● Written request
Extract the full set of records, then give each one again exactly.

═════ Data for processing

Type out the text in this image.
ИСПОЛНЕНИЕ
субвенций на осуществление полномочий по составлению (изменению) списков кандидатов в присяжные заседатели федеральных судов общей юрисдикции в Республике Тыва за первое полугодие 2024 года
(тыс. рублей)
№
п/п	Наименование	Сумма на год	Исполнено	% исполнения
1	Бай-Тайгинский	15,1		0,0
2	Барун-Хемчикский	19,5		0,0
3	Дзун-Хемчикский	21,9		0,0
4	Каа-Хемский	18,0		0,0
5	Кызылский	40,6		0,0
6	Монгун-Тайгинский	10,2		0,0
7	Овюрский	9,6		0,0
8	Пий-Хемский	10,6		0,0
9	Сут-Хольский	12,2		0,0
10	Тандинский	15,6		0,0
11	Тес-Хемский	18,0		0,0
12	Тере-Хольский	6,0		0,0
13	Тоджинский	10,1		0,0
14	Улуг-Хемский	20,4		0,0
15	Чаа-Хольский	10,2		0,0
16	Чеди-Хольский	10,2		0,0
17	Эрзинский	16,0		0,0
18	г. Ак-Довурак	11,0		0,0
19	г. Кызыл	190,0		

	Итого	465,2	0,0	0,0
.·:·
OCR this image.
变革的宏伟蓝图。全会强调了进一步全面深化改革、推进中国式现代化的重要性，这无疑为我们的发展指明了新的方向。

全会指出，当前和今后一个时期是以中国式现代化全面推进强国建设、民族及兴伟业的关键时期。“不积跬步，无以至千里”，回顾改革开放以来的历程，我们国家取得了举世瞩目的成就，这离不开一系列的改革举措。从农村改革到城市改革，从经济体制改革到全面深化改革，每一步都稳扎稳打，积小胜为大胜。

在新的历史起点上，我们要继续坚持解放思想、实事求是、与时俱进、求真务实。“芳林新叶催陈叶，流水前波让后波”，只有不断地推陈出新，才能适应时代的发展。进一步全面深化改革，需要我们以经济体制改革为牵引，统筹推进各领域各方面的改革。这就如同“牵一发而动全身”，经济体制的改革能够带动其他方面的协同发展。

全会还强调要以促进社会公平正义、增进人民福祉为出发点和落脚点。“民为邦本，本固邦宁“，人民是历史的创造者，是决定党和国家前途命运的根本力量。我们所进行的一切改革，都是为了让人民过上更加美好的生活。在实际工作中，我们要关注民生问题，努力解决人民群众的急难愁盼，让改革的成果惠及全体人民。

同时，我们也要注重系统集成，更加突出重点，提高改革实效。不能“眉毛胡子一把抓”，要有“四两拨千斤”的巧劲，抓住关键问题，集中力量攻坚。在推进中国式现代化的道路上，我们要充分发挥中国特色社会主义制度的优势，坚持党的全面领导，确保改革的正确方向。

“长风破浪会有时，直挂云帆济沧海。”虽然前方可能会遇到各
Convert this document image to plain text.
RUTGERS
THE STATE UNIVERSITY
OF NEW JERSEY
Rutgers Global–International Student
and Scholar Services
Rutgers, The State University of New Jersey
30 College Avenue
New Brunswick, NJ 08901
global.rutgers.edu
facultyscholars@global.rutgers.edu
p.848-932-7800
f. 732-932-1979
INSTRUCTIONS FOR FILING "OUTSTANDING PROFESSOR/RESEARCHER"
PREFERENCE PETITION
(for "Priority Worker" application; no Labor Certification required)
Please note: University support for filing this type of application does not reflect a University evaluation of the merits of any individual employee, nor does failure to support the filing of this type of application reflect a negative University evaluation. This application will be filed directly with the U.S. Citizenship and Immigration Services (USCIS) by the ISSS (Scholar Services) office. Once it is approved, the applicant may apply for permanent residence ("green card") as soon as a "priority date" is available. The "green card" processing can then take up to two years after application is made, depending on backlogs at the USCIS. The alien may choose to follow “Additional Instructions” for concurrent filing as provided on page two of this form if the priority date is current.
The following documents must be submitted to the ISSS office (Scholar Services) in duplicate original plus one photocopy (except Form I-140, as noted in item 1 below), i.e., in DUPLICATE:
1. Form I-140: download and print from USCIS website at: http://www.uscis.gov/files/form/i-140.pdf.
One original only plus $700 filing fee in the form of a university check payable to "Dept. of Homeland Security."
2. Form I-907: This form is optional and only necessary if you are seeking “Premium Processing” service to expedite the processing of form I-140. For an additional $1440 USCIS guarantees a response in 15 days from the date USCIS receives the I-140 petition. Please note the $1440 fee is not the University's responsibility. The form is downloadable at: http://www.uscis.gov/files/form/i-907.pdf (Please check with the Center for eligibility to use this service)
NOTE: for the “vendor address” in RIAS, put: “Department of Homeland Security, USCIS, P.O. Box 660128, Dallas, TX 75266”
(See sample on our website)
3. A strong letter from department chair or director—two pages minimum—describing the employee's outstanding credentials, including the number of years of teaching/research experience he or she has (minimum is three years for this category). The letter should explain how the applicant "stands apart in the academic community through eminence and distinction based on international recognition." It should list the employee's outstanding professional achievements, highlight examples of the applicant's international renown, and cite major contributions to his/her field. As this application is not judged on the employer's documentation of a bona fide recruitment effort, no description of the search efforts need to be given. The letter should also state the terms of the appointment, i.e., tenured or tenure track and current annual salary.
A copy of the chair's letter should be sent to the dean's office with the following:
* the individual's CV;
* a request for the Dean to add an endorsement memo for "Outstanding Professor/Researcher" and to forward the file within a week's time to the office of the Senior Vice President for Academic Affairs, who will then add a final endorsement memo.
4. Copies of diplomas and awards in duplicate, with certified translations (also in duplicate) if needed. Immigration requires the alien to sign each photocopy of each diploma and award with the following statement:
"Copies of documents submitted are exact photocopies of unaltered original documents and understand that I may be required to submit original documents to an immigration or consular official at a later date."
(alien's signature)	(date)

══════════

● Problem solution
Type out the text in this image.
ИСПОЛНЕНИЕ
субвенций на осуществление полномочий по составлению (изменению) списков кандидатов в присяжные заседатели федеральных судов общей юрисдикции в Республике Тыва за первое полугодие 2024 года
(тыс. рублей)
№
п/п	Наименование	Сумма на год	Исполнено	% исполнения
1	Бай-Тайгинский	15,1		0,0
2	Барун-Хемчикский	19,5		0,0
3	Дзун-Хемчикский	21,9		0,0
4	Каа-Хемский	18,0		0,0
5	Кызылский	40,6		0,0
6	Монгун-Тайгинский	10,2		0,0
7	Овюрский	9,6		0,0
8	Пий-Хемский	10,6		0,0
9	Сут-Хольский	12,2		0,0
10	Тандинский	15,6		0,0
11	Тес-Хемский	18,0		0,0
12	Тере-Хольский	6,0		0,0
13	Тоджинский	10,1		0,0
14	Улуг-Хемский	20,4		0,0
15	Чаа-Хольский	10,2		0,0
16	Чеди-Хольский	10,2		0,0
17	Эрзинский	16,0		0,0
18	г. Ак-Довурак	11,0		0,0
19	г. Кызыл	190,0		

	Итого	465,2	0,0	0,0
.·:·
OCR this image.
变革的宏伟蓝图。全会强调了进一步全面深化改革、推进中国式现代化的重要性，这无疑为我们的发展指明了新的方向。

全会指出，当前和今后一个时期是以中国式现代化全面推进强国建设、民族及兴伟业的关键时期。“不积跬步，无以至千里”，回顾改革开放以来的历程，我们国家取得了举世瞩目的成就，这离不开一系列的改革举措。从农村改革到城市改革，从经济体制改革到全面深化改革，每一步都稳扎稳打，积小胜为大胜。

在新的历史起点上，我们要继续坚持解放思想、实事求是、与时俱进、求真务实。“芳林新叶催陈叶，流水前波让后波”，只有不断地推陈出新，才能适应时代的发展。进一步全面深化改革，需要我们以经济体制改革为牵引，统筹推进各领域各方面的改革。这就如同“牵一发而动全身”，经济体制的改革能够带动其他方面的协同发展。

全会还强调要以促进社会公平正义、增进人民福祉为出发点和落脚点。“民为邦本，本固邦宁“，人民是历史的创造者，是决定党和国家前途命运的根本力量。我们所进行的一切改革，都是为了让人民过上更加美好的生活。在实际工作中，我们要关注民生问题，努力解决人民群众的急难愁盼，让改革的成果惠及全体人民。

同时，我们也要注重系统集成，更加突出重点，提高改革实效。不能“眉毛胡子一把抓”，要有“四两拨千斤”的巧劲，抓住关键问题，集中力量攻坚。在推进中国式现代化的道路上，我们要充分发挥中国特色社会主义制度的优势，坚持党的全面领导，确保改革的正确方向。

“长风破浪会有时，直挂云帆济沧海。”虽然前方可能会遇到各
Convert this document image to plain text.
RUTGERS
THE STATE UNIVERSITY
OF NEW JERSEY
Rutgers Global–International Student
and Scholar Services
Rutgers, The State University of New Jersey
30 College Avenue
New Brunswick, NJ 08901
global.rutgers.edu
facultyscholars@global.rutgers.edu
p.848-932-7800
f. 732-932-1979
INSTRUCTIONS FOR FILING "OUTSTANDING PROFESSOR/RESEARCHER"
PREFERENCE PETITION
(for "Priority Worker" application; no Labor Certification required)
Please note: University support for filing this type of application does not reflect a University evaluation of the merits of any individual employee, nor does failure to support the filing of this type of application reflect a negative University evaluation. This application will be filed directly with the U.S. Citizenship and Immigration Services (USCIS) by the ISSS (Scholar Services) office. Once it is approved, the applicant may apply for permanent residence ("green card") as soon as a "priority date" is available. The "green card" processing can then take up to two years after application is made, depending on backlogs at the USCIS. The alien may choose to follow “Additional Instructions” for concurrent filing as provided on page two of this form if the priority date is current.
The following documents must be submitted to the ISSS office (Scholar Services) in duplicate original plus one photocopy (except Form I-140, as noted in item 1 below), i.e., in DUPLICATE:
1. Form I-140: download and print from USCIS website at: http://www.uscis.gov/files/form/i-140.pdf.
One original only plus $700 filing fee in the form of a university check payable to "Dept. of Homeland Security."
2. Form I-907: This form is optional and only necessary if you are seeking “Premium Processing” service to expedite the processing of form I-140. For an additional $1440 USCIS guarantees a response in 15 days from the date USCIS receives the I-140 petition. Please note the $1440 fee is not the University's responsibility. The form is downloadable at: http://www.uscis.gov/files/form/i-907.pdf (Please check with the Center for eligibility to use this service)
NOTE: for the “vendor address” in RIAS, put: “Department of Homeland Security, USCIS, P.O. Box 660128, Dallas, TX 75266”
(See sample on our website)
3. A strong letter from department chair or director—two pages minimum—describing the employee's outstanding credentials, including the number of years of teaching/research experience he or she has (minimum is three years for this category). The letter should explain how the applicant "stands apart in the academic community through eminence and distinction based on international recognition." It should list the employee's outstanding professional achievements, highlight examples of the applicant's international renown, and cite major contributions to his/her field. As this application is not judged on the employer's documentation of a bona fide recruitment effort, no description of the search efforts need to be given. The letter should also state the terms of the appointment, i.e., tenured or tenure track and current annual salary.
A copy of the chair's letter should be sent to the dean's office with the following:
* the individual's CV;
* a request for the Dean to add an endorsement memo for "Outstanding Professor/Researcher" and to forward the file within a week's time to the office of the Senior Vice President for Academic Affairs, who will then add a final endorsement memo.
4. Copies of diplomas and awards in duplicate, with certified translations (also in duplicate) if needed. Immigration requires the alien to sign each photocopy of each diploma and award with the following statement:
"Copies of documents submitted are exact photocopies of unaltered original documents and understand that I may be required to submit original documents to an immigration or consular official at a later date."
(alien's signature)	(date)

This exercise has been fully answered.